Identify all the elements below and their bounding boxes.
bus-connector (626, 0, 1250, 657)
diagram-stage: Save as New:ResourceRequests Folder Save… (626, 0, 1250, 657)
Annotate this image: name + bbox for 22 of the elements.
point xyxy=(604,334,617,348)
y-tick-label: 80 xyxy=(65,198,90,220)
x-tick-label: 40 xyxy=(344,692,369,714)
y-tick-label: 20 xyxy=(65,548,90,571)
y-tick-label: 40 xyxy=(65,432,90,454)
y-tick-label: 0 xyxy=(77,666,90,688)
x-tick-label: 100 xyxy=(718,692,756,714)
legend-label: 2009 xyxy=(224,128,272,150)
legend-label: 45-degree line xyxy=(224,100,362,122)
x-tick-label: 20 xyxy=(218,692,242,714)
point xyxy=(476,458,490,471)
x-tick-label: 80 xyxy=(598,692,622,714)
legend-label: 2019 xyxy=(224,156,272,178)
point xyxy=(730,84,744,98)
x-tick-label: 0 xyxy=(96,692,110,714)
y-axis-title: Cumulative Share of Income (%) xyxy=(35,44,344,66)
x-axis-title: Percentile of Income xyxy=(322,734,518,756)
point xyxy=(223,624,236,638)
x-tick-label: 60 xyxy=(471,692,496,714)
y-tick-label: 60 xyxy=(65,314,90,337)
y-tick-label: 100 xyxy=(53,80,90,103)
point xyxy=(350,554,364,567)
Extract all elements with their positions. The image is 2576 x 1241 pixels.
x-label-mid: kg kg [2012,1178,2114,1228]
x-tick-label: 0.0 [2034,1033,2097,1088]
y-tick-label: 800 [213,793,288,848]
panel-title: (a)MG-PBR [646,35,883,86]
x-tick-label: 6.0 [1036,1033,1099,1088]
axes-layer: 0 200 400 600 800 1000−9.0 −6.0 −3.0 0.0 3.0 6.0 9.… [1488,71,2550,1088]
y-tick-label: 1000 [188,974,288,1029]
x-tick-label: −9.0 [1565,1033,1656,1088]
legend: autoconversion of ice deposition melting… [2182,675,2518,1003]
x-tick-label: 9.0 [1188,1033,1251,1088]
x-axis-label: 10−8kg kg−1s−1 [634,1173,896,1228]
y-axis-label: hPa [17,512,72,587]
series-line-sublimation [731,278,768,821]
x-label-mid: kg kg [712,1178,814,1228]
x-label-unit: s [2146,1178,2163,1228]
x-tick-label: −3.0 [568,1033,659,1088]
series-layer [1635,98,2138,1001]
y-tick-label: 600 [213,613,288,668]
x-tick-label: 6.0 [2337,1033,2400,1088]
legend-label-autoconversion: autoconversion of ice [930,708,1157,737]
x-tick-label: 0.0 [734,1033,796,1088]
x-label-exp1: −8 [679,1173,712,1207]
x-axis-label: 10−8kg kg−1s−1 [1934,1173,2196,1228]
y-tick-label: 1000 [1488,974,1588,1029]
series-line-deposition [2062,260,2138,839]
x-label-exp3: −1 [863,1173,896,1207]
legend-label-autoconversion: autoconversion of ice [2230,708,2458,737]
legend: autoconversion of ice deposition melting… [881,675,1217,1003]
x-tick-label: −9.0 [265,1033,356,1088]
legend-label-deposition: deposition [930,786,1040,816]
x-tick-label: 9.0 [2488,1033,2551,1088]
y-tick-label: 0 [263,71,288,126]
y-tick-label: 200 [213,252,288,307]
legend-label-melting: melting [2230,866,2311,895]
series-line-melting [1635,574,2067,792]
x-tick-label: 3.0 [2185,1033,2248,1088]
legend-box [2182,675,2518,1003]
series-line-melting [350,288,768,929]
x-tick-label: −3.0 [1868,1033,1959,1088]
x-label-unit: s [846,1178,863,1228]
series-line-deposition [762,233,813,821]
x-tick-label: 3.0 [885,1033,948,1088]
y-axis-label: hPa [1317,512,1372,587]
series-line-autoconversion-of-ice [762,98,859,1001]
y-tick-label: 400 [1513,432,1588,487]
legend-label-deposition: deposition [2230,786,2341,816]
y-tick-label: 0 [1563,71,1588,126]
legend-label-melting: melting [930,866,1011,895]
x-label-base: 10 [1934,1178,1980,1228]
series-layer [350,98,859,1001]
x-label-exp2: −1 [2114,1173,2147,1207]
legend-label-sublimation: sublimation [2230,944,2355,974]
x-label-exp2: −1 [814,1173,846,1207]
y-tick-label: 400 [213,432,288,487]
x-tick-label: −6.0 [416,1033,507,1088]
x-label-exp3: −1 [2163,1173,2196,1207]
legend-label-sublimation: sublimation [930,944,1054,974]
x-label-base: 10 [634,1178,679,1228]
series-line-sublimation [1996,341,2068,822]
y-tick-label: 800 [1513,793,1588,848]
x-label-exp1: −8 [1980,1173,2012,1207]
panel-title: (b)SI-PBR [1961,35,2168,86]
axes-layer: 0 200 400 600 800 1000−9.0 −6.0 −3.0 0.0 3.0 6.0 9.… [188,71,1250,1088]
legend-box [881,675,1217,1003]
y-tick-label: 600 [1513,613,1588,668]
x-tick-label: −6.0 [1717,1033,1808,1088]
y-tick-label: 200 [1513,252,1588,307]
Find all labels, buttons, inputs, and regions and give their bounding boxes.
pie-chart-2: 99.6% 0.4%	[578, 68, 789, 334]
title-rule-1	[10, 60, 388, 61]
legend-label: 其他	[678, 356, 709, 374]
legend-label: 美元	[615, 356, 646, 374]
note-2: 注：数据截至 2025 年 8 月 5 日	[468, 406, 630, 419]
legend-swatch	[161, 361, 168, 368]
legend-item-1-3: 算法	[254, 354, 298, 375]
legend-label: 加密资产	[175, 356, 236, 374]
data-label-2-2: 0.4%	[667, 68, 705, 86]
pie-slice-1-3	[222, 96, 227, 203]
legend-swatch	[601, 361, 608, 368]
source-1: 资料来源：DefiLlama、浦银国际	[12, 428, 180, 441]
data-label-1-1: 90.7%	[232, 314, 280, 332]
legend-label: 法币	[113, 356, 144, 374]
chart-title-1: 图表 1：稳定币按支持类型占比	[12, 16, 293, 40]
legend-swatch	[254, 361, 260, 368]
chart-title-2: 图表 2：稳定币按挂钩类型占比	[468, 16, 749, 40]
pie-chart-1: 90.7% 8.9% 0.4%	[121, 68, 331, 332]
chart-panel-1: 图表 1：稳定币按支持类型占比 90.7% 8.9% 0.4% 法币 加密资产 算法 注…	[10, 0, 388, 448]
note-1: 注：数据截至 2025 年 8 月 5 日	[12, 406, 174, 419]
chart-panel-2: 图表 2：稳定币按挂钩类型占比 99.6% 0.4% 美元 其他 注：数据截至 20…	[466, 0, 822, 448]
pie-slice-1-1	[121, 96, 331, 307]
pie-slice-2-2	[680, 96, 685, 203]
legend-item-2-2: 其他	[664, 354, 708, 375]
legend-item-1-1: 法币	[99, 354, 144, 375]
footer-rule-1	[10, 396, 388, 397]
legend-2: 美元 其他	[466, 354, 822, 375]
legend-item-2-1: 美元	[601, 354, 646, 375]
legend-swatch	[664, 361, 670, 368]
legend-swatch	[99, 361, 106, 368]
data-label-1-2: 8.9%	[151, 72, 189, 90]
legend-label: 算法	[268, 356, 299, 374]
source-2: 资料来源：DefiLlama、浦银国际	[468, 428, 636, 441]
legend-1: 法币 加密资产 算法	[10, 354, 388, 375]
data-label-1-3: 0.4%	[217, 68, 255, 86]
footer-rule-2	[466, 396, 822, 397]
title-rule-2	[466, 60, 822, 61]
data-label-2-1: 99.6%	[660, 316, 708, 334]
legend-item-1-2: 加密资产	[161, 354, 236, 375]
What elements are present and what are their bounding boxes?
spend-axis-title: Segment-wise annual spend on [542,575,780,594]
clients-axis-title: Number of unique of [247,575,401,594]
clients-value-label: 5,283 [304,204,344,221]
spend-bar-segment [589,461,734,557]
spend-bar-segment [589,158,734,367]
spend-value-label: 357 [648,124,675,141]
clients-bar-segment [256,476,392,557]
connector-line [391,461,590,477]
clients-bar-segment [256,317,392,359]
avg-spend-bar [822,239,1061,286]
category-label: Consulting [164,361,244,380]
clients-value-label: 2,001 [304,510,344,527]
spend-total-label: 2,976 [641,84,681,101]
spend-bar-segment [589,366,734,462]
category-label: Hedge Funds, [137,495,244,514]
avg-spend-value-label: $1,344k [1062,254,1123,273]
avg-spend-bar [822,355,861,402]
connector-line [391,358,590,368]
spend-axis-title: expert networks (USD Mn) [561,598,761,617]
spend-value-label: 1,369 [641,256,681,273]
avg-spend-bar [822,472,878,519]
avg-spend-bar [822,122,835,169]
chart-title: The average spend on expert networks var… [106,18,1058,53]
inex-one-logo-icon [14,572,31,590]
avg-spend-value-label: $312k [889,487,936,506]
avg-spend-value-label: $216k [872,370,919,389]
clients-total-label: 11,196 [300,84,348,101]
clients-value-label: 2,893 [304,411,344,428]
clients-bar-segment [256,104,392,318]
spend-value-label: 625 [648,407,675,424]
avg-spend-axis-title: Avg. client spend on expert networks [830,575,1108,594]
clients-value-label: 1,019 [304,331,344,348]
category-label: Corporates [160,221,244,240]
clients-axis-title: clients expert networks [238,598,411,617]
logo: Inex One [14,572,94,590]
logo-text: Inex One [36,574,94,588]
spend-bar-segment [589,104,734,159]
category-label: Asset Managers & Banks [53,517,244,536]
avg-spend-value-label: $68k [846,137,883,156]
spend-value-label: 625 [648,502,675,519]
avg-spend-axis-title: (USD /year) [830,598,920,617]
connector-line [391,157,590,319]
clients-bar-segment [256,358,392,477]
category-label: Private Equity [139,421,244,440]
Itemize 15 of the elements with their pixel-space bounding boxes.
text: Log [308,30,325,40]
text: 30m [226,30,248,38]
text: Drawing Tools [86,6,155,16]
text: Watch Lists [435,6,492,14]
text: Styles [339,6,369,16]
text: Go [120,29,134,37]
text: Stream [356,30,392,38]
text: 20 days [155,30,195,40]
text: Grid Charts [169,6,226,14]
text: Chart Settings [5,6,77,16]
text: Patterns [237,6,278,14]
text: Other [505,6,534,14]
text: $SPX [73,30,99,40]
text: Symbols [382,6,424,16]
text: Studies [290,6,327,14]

◆ ◆ ◆ ◆ ◆ ◆ ◆

Reproduce word for word every line of the material from its first line through the line containing "y-tick-label: 800 [213,793,288,848]", including both of those lines.

** Full response **
Identify all the elements below and their bounding boxes.
bus-connector (626, 0, 1250, 657)
diagram-stage: Save as New:ResourceRequests Folder Save… (626, 0, 1250, 657)
Annotate this image: name + bbox for 22 of the elements.
point xyxy=(604,334,617,348)
y-tick-label: 80 xyxy=(65,198,90,220)
x-tick-label: 40 xyxy=(344,692,369,714)
y-tick-label: 20 xyxy=(65,548,90,571)
y-tick-label: 40 xyxy=(65,432,90,454)
y-tick-label: 0 xyxy=(77,666,90,688)
x-tick-label: 100 xyxy=(718,692,756,714)
legend-label: 2009 xyxy=(224,128,272,150)
legend-label: 45-degree line xyxy=(224,100,362,122)
x-tick-label: 20 xyxy=(218,692,242,714)
point xyxy=(476,458,490,471)
x-tick-label: 80 xyxy=(598,692,622,714)
legend-label: 2019 xyxy=(224,156,272,178)
point xyxy=(730,84,744,98)
x-tick-label: 0 xyxy=(96,692,110,714)
y-axis-title: Cumulative Share of Income (%) xyxy=(35,44,344,66)
x-axis-title: Percentile of Income xyxy=(322,734,518,756)
point xyxy=(223,624,236,638)
x-tick-label: 60 xyxy=(471,692,496,714)
y-tick-label: 60 xyxy=(65,314,90,337)
y-tick-label: 100 xyxy=(53,80,90,103)
point xyxy=(350,554,364,567)
Extract all elements with their positions. The image is 2576 x 1241 pixels.
x-label-mid: kg kg [2012,1178,2114,1228]
x-tick-label: 0.0 [2034,1033,2097,1088]
y-tick-label: 800 [213,793,288,848]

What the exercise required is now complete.